-- BEGIN EXTRACTED INFORMATION --

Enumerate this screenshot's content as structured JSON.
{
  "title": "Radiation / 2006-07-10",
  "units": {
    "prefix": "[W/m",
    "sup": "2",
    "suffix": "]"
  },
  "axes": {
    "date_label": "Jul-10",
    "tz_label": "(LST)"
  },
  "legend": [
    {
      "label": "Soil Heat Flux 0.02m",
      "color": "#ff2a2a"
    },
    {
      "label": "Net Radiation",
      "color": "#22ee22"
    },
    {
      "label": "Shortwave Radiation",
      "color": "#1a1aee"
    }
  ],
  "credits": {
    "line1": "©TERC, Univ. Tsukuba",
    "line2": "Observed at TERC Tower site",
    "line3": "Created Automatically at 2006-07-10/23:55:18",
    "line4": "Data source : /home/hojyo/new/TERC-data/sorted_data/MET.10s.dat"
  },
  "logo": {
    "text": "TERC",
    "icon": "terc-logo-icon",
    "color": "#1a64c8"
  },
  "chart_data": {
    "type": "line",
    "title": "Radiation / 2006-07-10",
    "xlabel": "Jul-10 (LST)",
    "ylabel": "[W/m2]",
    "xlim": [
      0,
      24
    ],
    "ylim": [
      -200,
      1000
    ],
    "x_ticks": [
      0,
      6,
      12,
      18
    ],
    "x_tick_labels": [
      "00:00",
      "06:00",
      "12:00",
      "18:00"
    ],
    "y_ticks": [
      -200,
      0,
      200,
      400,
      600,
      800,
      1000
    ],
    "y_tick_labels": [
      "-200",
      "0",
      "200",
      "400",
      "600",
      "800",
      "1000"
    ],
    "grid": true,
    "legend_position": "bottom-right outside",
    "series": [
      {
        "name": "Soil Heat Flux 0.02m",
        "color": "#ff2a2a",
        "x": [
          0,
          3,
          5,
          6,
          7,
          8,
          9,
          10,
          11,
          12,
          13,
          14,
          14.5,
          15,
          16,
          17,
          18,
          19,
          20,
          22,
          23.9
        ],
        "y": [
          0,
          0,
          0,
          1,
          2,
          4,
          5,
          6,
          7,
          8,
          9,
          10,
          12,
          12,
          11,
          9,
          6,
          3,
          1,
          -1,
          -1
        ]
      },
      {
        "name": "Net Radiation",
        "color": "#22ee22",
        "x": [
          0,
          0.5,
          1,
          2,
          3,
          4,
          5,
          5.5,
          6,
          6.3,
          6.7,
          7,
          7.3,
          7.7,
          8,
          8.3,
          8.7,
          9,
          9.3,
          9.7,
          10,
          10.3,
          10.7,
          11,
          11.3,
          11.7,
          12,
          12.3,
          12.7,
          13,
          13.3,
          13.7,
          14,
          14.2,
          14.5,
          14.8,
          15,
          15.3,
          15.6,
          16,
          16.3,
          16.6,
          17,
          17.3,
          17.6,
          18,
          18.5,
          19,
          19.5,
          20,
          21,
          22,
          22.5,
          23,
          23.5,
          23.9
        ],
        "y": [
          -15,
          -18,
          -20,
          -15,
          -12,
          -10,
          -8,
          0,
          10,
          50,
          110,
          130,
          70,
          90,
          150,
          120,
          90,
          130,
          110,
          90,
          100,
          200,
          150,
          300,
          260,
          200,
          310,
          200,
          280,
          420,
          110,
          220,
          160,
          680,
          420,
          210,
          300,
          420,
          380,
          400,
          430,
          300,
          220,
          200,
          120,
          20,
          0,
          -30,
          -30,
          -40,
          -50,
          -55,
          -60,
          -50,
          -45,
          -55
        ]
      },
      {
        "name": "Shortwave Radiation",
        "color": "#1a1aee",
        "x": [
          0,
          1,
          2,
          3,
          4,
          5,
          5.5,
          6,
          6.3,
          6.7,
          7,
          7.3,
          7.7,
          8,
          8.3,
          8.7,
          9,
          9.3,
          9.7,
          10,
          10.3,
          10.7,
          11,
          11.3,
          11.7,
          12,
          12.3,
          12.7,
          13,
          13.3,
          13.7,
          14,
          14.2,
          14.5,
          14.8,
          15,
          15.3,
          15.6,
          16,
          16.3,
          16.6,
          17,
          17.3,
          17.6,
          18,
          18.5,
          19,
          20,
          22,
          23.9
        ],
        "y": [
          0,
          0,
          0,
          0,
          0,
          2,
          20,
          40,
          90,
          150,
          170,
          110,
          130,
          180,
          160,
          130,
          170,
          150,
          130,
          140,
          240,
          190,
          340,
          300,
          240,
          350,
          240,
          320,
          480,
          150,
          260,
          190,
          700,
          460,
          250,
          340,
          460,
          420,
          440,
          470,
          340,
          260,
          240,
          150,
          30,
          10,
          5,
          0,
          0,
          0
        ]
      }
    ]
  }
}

-- END EXTRACTED INFORMATION --

▶ [GIVEN REQUEST] The records above should be returned exactly.

▶ [COMPLETE ANSWER]
Enumerate this screenshot's content as structured JSON.
{
  "title": "Radiation / 2006-07-10",
  "units": {
    "prefix": "[W/m",
    "sup": "2",
    "suffix": "]"
  },
  "axes": {
    "date_label": "Jul-10",
    "tz_label": "(LST)"
  },
  "legend": [
    {
      "label": "Soil Heat Flux 0.02m",
      "color": "#ff2a2a"
    },
    {
      "label": "Net Radiation",
      "color": "#22ee22"
    },
    {
      "label": "Shortwave Radiation",
      "color": "#1a1aee"
    }
  ],
  "credits": {
    "line1": "©TERC, Univ. Tsukuba",
    "line2": "Observed at TERC Tower site",
    "line3": "Created Automatically at 2006-07-10/23:55:18",
    "line4": "Data source : /home/hojyo/new/TERC-data/sorted_data/MET.10s.dat"
  },
  "logo": {
    "text": "TERC",
    "icon": "terc-logo-icon",
    "color": "#1a64c8"
  },
  "chart_data": {
    "type": "line",
    "title": "Radiation / 2006-07-10",
    "xlabel": "Jul-10 (LST)",
    "ylabel": "[W/m2]",
    "xlim": [
      0,
      24
    ],
    "ylim": [
      -200,
      1000
    ],
    "x_ticks": [
      0,
      6,
      12,
      18
    ],
    "x_tick_labels": [
      "00:00",
      "06:00",
      "12:00",
      "18:00"
    ],
    "y_ticks": [
      -200,
      0,
      200,
      400,
      600,
      800,
      1000
    ],
    "y_tick_labels": [
      "-200",
      "0",
      "200",
      "400",
      "600",
      "800",
      "1000"
    ],
    "grid": true,
    "legend_position": "bottom-right outside",
    "series": [
      {
        "name": "Soil Heat Flux 0.02m",
        "color": "#ff2a2a",
        "x": [
          0,
          3,
          5,
          6,
          7,
          8,
          9,
          10,
          11,
          12,
          13,
          14,
          14.5,
          15,
          16,
          17,
          18,
          19,
          20,
          22,
          23.9
        ],
        "y": [
          0,
          0,
          0,
          1,
          2,
          4,
          5,
          6,
          7,
          8,
          9,
          10,
          12,
          12,
          11,
          9,
          6,
          3,
          1,
          -1,
          -1
        ]
      },
      {
        "name": "Net Radiation",
        "color": "#22ee22",
        "x": [
          0,
          0.5,
          1,
          2,
          3,
          4,
          5,
          5.5,
          6,
          6.3,
          6.7,
          7,
          7.3,
          7.7,
          8,
          8.3,
          8.7,
          9,
          9.3,
          9.7,
          10,
          10.3,
          10.7,
          11,
          11.3,
          11.7,
          12,
          12.3,
          12.7,
          13,
          13.3,
          13.7,
          14,
          14.2,
          14.5,
          14.8,
          15,
          15.3,
          15.6,
          16,
          16.3,
          16.6,
          17,
          17.3,
          17.6,
          18,
          18.5,
          19,
          19.5,
          20,
          21,
          22,
          22.5,
          23,
          23.5,
          23.9
        ],
        "y": [
          -15,
          -18,
          -20,
          -15,
          -12,
          -10,
          -8,
          0,
          10,
          50,
          110,
          130,
          70,
          90,
          150,
          120,
          90,
          130,
          110,
          90,
          100,
          200,
          150,
          300,
          260,
          200,
          310,
          200,
          280,
          420,
          110,
          220,
          160,
          680,
          420,
          210,
          300,
          420,
          380,
          400,
          430,
          300,
          220,
          200,
          120,
          20,
          0,
          -30,
          -30,
          -40,
          -50,
          -55,
          -60,
          -50,
          -45,
          -55
        ]
      },
      {
        "name": "Shortwave Radiation",
        "color": "#1a1aee",
        "x": [
          0,
          1,
          2,
          3,
          4,
          5,
          5.5,
          6,
          6.3,
          6.7,
          7,
          7.3,
          7.7,
          8,
          8.3,
          8.7,
          9,
          9.3,
          9.7,
          10,
          10.3,
          10.7,
          11,
          11.3,
          11.7,
          12,
          12.3,
          12.7,
          13,
          13.3,
          13.7,
          14,
          14.2,
          14.5,
          14.8,
          15,
          15.3,
          15.6,
          16,
          16.3,
          16.6,
          17,
          17.3,
          17.6,
          18,
          18.5,
          19,
          20,
          22,
          23.9
        ],
        "y": [
          0,
          0,
          0,
          0,
          0,
          2,
          20,
          40,
          90,
          150,
          170,
          110,
          130,
          180,
          160,
          130,
          170,
          150,
          130,
          140,
          240,
          190,
          340,
          300,
          240,
          350,
          240,
          320,
          480,
          150,
          260,
          190,
          700,
          460,
          250,
          340,
          460,
          420,
          440,
          470,
          340,
          260,
          240,
          150,
          30,
          10,
          5,
          0,
          0,
          0
        ]
      }
    ]
  }
}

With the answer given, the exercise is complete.